(Exercise description) All of the entries must be reproduced exactly, with no images carried over.
>>>>
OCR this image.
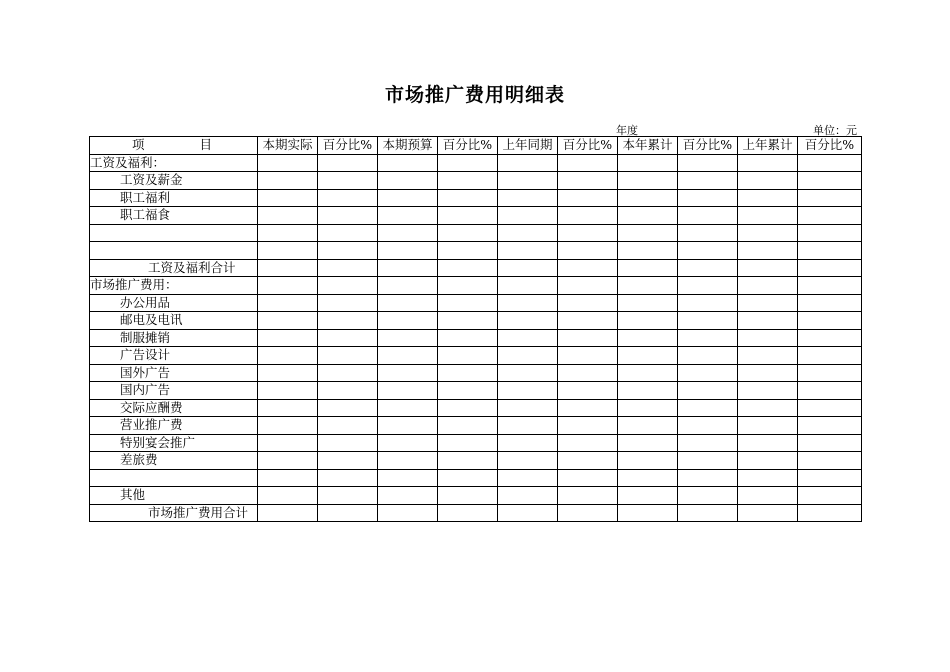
市场推广费用明细表
年度	单位：元
项 目	本期实际	百分比%	本期预算	百分比%	上年同期	百分比%	本年累计	百分比%	上年累计	百分比%
工资及福利：										
工资及薪金										
职工福利										
职工福食										

工资及福利合计										
市场推广费用：										
办公用品										
邮电及电讯										
制服摊销										
广告设计										
国外广告										
国内广告										
交际应酬费										
营业推广费										
特别宴会推广										
差旅费										

其他										
市场推广费用合计										
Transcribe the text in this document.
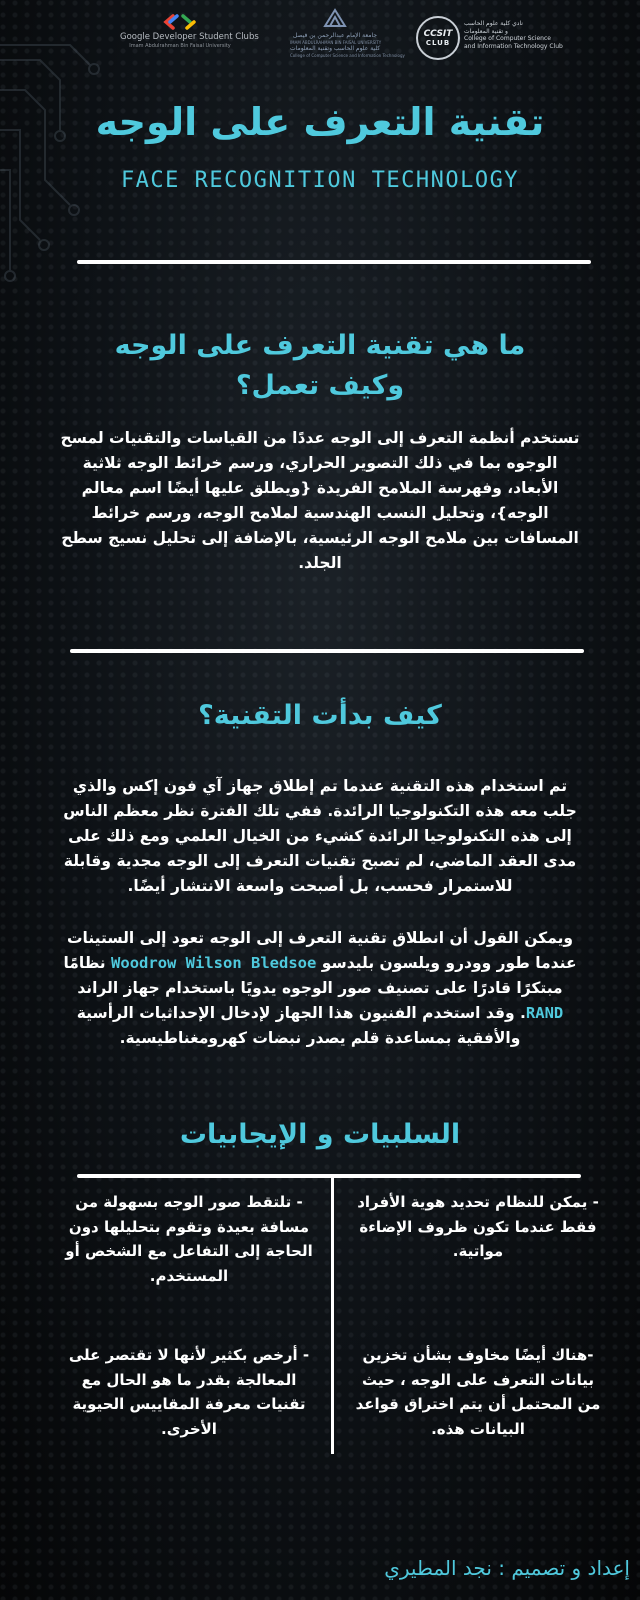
Google Developer Student Clubs
Imam Abdulrahman Bin Faisal University
جامعة الإمام عبدالرحمن بن فيصل
IMAM ABDULRAHMAN BIN FAISAL UNIVERSITY
كلية علوم الحاسب وتقنية المعلومات
College of Computer Science and Information Technology
CCSIT
CLUB
نادي كلية علوم الحاسب
و تقنية المعلومات
College of Computer Science
and Information Technology Club
تقنية التعرف على الوجه
FACE RECOGNITION TECHNOLOGY
ما هي تقنية التعرف على الوجه
وكيف تعمل؟
تستخدم أنظمة التعرف إلى الوجه عددًا من القياسات والتقنيات لمسح الوجوه بما في ذلك التصوير الحراري، ورسم خرائط الوجه ثلاثية الأبعاد، وفهرسة الملامح الفريدة {ويطلق عليها أيضًا اسم معالم الوجه}، وتحليل النسب الهندسية لملامح الوجه، ورسم خرائط المسافات بين ملامح الوجه الرئيسية، بالإضافة إلى تحليل نسيج سطح الجلد.
كيف بدأت التقنية؟
تم استخدام هذه التقنية عندما تم إطلاق جهاز آي فون إكس والذي جلب معه هذه التكنولوجيا الرائدة. ففي تلك الفترة نظر معظم الناس إلى هذه التكنولوجيا الرائدة كشيء من الخيال العلمي ومع ذلك على مدى العقد الماضي، لم تصبح تقنيات التعرف إلى الوجه مجدية وقابلة للاستمرار فحسب، بل أصبحت واسعة الانتشار أيضًا.
ويمكن القول أن انطلاق تقنية التعرف إلى الوجه تعود إلى الستينات عندما طور وودرو ويلسون بليدسو Woodrow Wilson Bledsoe نظامًا مبتكرًا قادرًا على تصنيف صور الوجوه يدويًا باستخدام جهاز الراند RAND. وقد استخدم الفنيون هذا الجهاز لإدخال الإحداثيات الرأسية والأفقية بمساعدة قلم يصدر نبضات كهرومغناطيسية.
السلبيات و الإيجابيات
- تلتقط صور الوجه بسهولة من مسافة بعيدة وتقوم بتحليلها دون الحاجة إلى التفاعل مع الشخص أو المستخدم.
- أرخص بكثير لأنها لا تقتصر على المعالجة بقدر ما هو الحال مع تقنيات معرفة المقاييس الحيوية الأخرى.
- يمكن للنظام تحديد هوية الأفراد فقط عندما تكون ظروف الإضاءة مواتية.
-هناك أيضًا مخاوف بشأن تخزين بيانات التعرف على الوجه ، حيث من المحتمل أن يتم اختراق قواعد البيانات هذه.
إعداد و تصميم : نجد المطيري
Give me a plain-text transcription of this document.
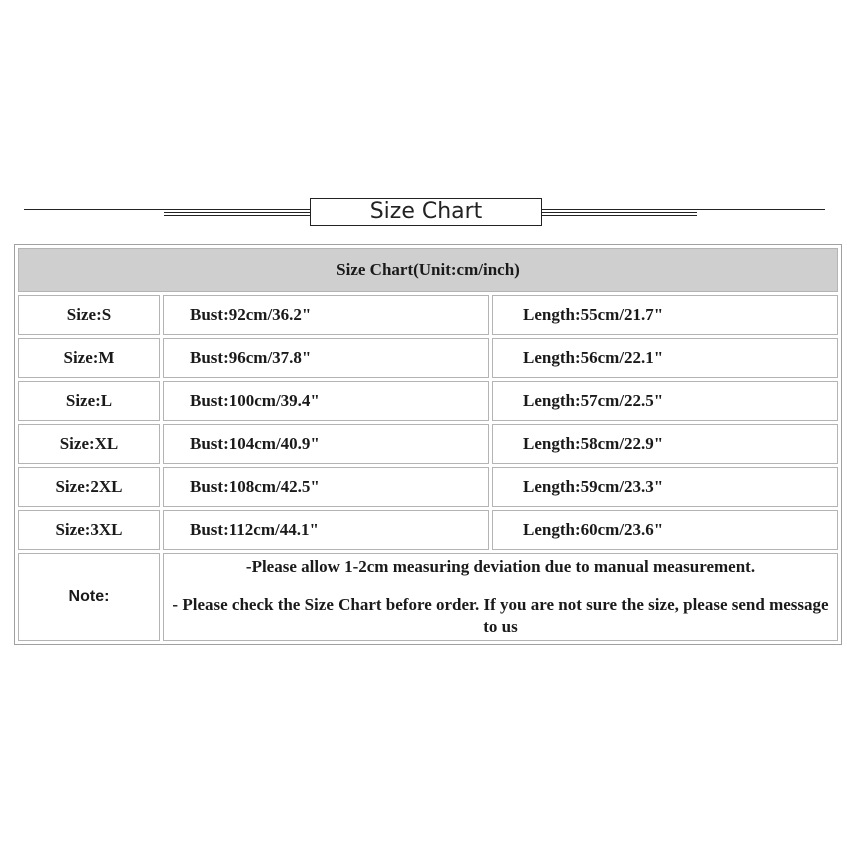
Size Chart
Size Chart(Unit:cm/inch)		
Size:S	Bust:92cm/36.2"	Length:55cm/21.7"
Size:M	Bust:96cm/37.8"	Length:56cm/22.1"
Size:L	Bust:100cm/39.4"	Length:57cm/22.5"
Size:XL	Bust:104cm/40.9"	Length:58cm/22.9"
Size:2XL	Bust:108cm/42.5"	Length:59cm/23.3"
Size:3XL	Bust:112cm/44.1"	Length:60cm/23.6"
Note:	-Please allow 1-2cm measuring deviation due to manual measurement.
- Please check the Size Chart before order. If you are not sure the size, please send message to us	
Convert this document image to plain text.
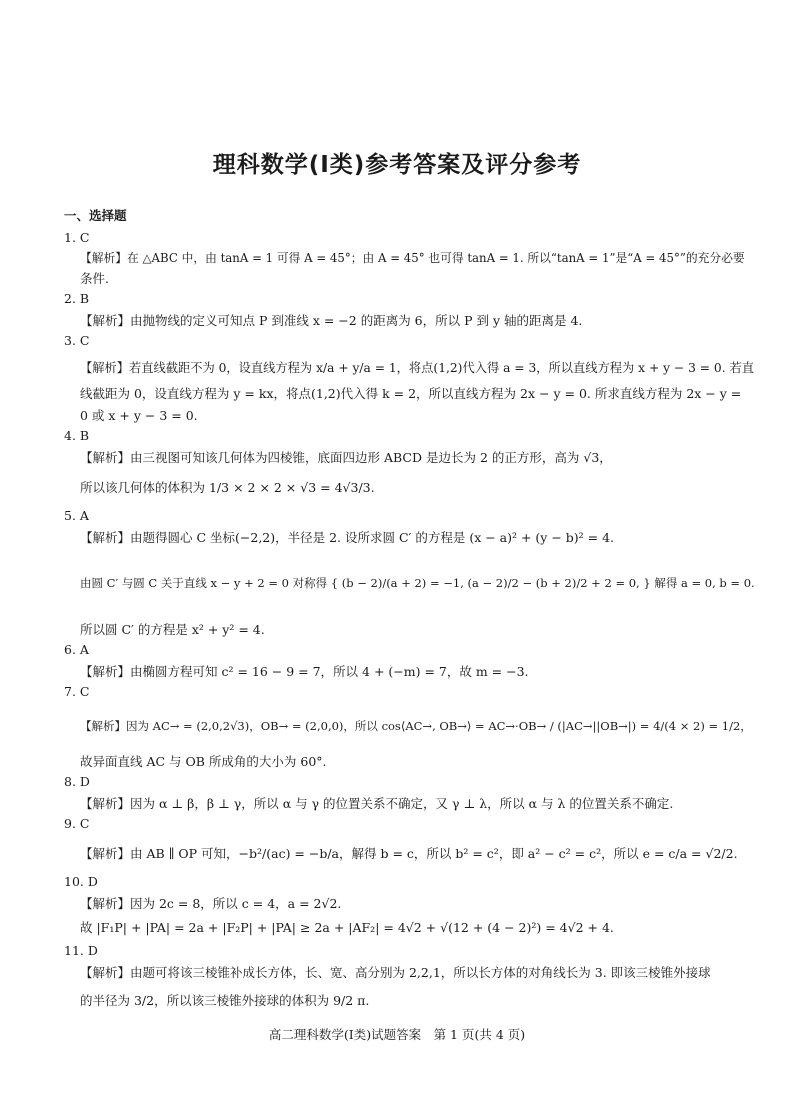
理科数学(Ⅰ类)参考答案及评分参考
一、选择题
1. C
【解析】在 △ABC 中，由 tanA = 1 可得 A = 45°；由 A = 45° 也可得 tanA = 1. 所以“tanA = 1”是“A = 45°”的充分必要
条件.
2. B
【解析】由抛物线的定义可知点 P 到准线 x = −2 的距离为 6，所以 P 到 y 轴的距离是 4.
3. C
【解析】若直线截距不为 0，设直线方程为 x/a + y/a = 1，将点(1,2)代入得 a = 3，所以直线方程为 x + y − 3 = 0. 若直
线截距为 0，设直线方程为 y = kx，将点(1,2)代入得 k = 2，所以直线方程为 2x − y = 0. 所求直线方程为 2x − y =
0 或 x + y − 3 = 0.
4. B
【解析】由三视图可知该几何体为四棱锥，底面四边形 ABCD 是边长为 2 的正方形，高为 √3，
所以该几何体的体积为 1/3 × 2 × 2 × √3 = 4√3/3.
5. A
【解析】由题得圆心 C 坐标(−2,2)，半径是 2. 设所求圆 C′ 的方程是 (x − a)² + (y − b)² = 4.
由圆 C′ 与圆 C 关于直线 x − y + 2 = 0 对称得 { (b − 2)/(a + 2) = −1, (a − 2)/2 − (b + 2)/2 + 2 = 0, } 解得 a = 0, b = 0.
所以圆 C′ 的方程是 x² + y² = 4.
6. A
【解析】由椭圆方程可知 c² = 16 − 9 = 7，所以 4 + (−m) = 7，故 m = −3.
7. C
【解析】因为 AC→ = (2,0,2√3)，OB→ = (2,0,0)，所以 cos⟨AC→, OB→⟩ = AC→·OB→ / (|AC→||OB→|) = 4/(4 × 2) = 1/2，
故异面直线 AC 与 OB 所成角的大小为 60°.
8. D
【解析】因为 α ⊥ β，β ⊥ γ，所以 α 与 γ 的位置关系不确定，又 γ ⊥ λ，所以 α 与 λ 的位置关系不确定.
9. C
【解析】由 AB ∥ OP 可知，−b²/(ac) = −b/a，解得 b = c，所以 b² = c²，即 a² − c² = c²，所以 e = c/a = √2/2.
10. D
【解析】因为 2c = 8，所以 c = 4，a = 2√2.
故 |F₁P| + |PA| = 2a + |F₂P| + |PA| ≥ 2a + |AF₂| = 4√2 + √(12 + (4 − 2)²) = 4√2 + 4.
11. D
【解析】由题可将该三棱锥补成长方体，长、宽、高分别为 2,2,1，所以长方体的对角线长为 3. 即该三棱锥外接球
的半径为 3/2，所以该三棱锥外接球的体积为 9/2 π.
高二理科数学(Ⅰ类)试题答案　第 1 页(共 4 页)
<<<<
(Answer to the task)
OCR this image.
市场推广费用明细表
年度	单位：元
项 目	本期实际	百分比%	本期预算	百分比%	上年同期	百分比%	本年累计	百分比%	上年累计	百分比%
工资及福利：										
工资及薪金										
职工福利										
职工福食										

工资及福利合计										
市场推广费用：										
办公用品										
邮电及电讯										
制服摊销										
广告设计										
国外广告										
国内广告										
交际应酬费										
营业推广费										
特别宴会推广										
差旅费										

其他										
市场推广费用合计										
Transcribe the text in this document.
Google Developer Student Clubs
Imam Abdulrahman Bin Faisal University
جامعة الإمام عبدالرحمن بن فيصل
IMAM ABDULRAHMAN BIN FAISAL UNIVERSITY
كلية علوم الحاسب وتقنية المعلومات
College of Computer Science and Information Technology
CCSIT
CLUB
نادي كلية علوم الحاسب
و تقنية المعلومات
College of Computer Science
and Information Technology Club
تقنية التعرف على الوجه
FACE RECOGNITION TECHNOLOGY
ما هي تقنية التعرف على الوجه
وكيف تعمل؟
تستخدم أنظمة التعرف إلى الوجه عددًا من القياسات والتقنيات لمسح الوجوه بما في ذلك التصوير الحراري، ورسم خرائط الوجه ثلاثية الأبعاد، وفهرسة الملامح الفريدة {ويطلق عليها أيضًا اسم معالم الوجه}، وتحليل النسب الهندسية لملامح الوجه، ورسم خرائط المسافات بين ملامح الوجه الرئيسية، بالإضافة إلى تحليل نسيج سطح الجلد.
كيف بدأت التقنية؟
تم استخدام هذه التقنية عندما تم إطلاق جهاز آي فون إكس والذي جلب معه هذه التكنولوجيا الرائدة. ففي تلك الفترة نظر معظم الناس إلى هذه التكنولوجيا الرائدة كشيء من الخيال العلمي ومع ذلك على مدى العقد الماضي، لم تصبح تقنيات التعرف إلى الوجه مجدية وقابلة للاستمرار فحسب، بل أصبحت واسعة الانتشار أيضًا.
ويمكن القول أن انطلاق تقنية التعرف إلى الوجه تعود إلى الستينات عندما طور وودرو ويلسون بليدسو Woodrow Wilson Bledsoe نظامًا مبتكرًا قادرًا على تصنيف صور الوجوه يدويًا باستخدام جهاز الراند RAND. وقد استخدم الفنيون هذا الجهاز لإدخال الإحداثيات الرأسية والأفقية بمساعدة قلم يصدر نبضات كهرومغناطيسية.
السلبيات و الإيجابيات
- تلتقط صور الوجه بسهولة من مسافة بعيدة وتقوم بتحليلها دون الحاجة إلى التفاعل مع الشخص أو المستخدم.
- أرخص بكثير لأنها لا تقتصر على المعالجة بقدر ما هو الحال مع تقنيات معرفة المقاييس الحيوية الأخرى.
- يمكن للنظام تحديد هوية الأفراد فقط عندما تكون ظروف الإضاءة مواتية.
-هناك أيضًا مخاوف بشأن تخزين بيانات التعرف على الوجه ، حيث من المحتمل أن يتم اختراق قواعد البيانات هذه.
إعداد و تصميم : نجد المطيري
Give me a plain-text transcription of this document.
Size Chart
Size Chart(Unit:cm/inch)		
Size:S	Bust:92cm/36.2"	Length:55cm/21.7"
Size:M	Bust:96cm/37.8"	Length:56cm/22.1"
Size:L	Bust:100cm/39.4"	Length:57cm/22.5"
Size:XL	Bust:104cm/40.9"	Length:58cm/22.9"
Size:2XL	Bust:108cm/42.5"	Length:59cm/23.3"
Size:3XL	Bust:112cm/44.1"	Length:60cm/23.6"
Note:	-Please allow 1-2cm measuring deviation due to manual measurement.
- Please check the Size Chart before order. If you are not sure the size, please send message to us	
Convert this document image to plain text.
理科数学(Ⅰ类)参考答案及评分参考
一、选择题
1. C
【解析】在 △ABC 中，由 tanA = 1 可得 A = 45°；由 A = 45° 也可得 tanA = 1. 所以“tanA = 1”是“A = 45°”的充分必要
条件.
2. B
【解析】由抛物线的定义可知点 P 到准线 x = −2 的距离为 6，所以 P 到 y 轴的距离是 4.
3. C
【解析】若直线截距不为 0，设直线方程为 x/a + y/a = 1，将点(1,2)代入得 a = 3，所以直线方程为 x + y − 3 = 0. 若直
线截距为 0，设直线方程为 y = kx，将点(1,2)代入得 k = 2，所以直线方程为 2x − y = 0. 所求直线方程为 2x − y =
0 或 x + y − 3 = 0.
4. B
【解析】由三视图可知该几何体为四棱锥，底面四边形 ABCD 是边长为 2 的正方形，高为 √3，
所以该几何体的体积为 1/3 × 2 × 2 × √3 = 4√3/3.
5. A
【解析】由题得圆心 C 坐标(−2,2)，半径是 2. 设所求圆 C′ 的方程是 (x − a)² + (y − b)² = 4.
由圆 C′ 与圆 C 关于直线 x − y + 2 = 0 对称得 { (b − 2)/(a + 2) = −1, (a − 2)/2 − (b + 2)/2 + 2 = 0, } 解得 a = 0, b = 0.
所以圆 C′ 的方程是 x² + y² = 4.
6. A
【解析】由椭圆方程可知 c² = 16 − 9 = 7，所以 4 + (−m) = 7，故 m = −3.
7. C
【解析】因为 AC→ = (2,0,2√3)，OB→ = (2,0,0)，所以 cos⟨AC→, OB→⟩ = AC→·OB→ / (|AC→||OB→|) = 4/(4 × 2) = 1/2，
故异面直线 AC 与 OB 所成角的大小为 60°.
8. D
【解析】因为 α ⊥ β，β ⊥ γ，所以 α 与 γ 的位置关系不确定，又 γ ⊥ λ，所以 α 与 λ 的位置关系不确定.
9. C
【解析】由 AB ∥ OP 可知，−b²/(ac) = −b/a，解得 b = c，所以 b² = c²，即 a² − c² = c²，所以 e = c/a = √2/2.
10. D
【解析】因为 2c = 8，所以 c = 4，a = 2√2.
故 |F₁P| + |PA| = 2a + |F₂P| + |PA| ≥ 2a + |AF₂| = 4√2 + √(12 + (4 − 2)²) = 4√2 + 4.
11. D
【解析】由题可将该三棱锥补成长方体，长、宽、高分别为 2,2,1，所以长方体的对角线长为 3. 即该三棱锥外接球
的半径为 3/2，所以该三棱锥外接球的体积为 9/2 π.
高二理科数学(Ⅰ类)试题答案　第 1 页(共 4 页)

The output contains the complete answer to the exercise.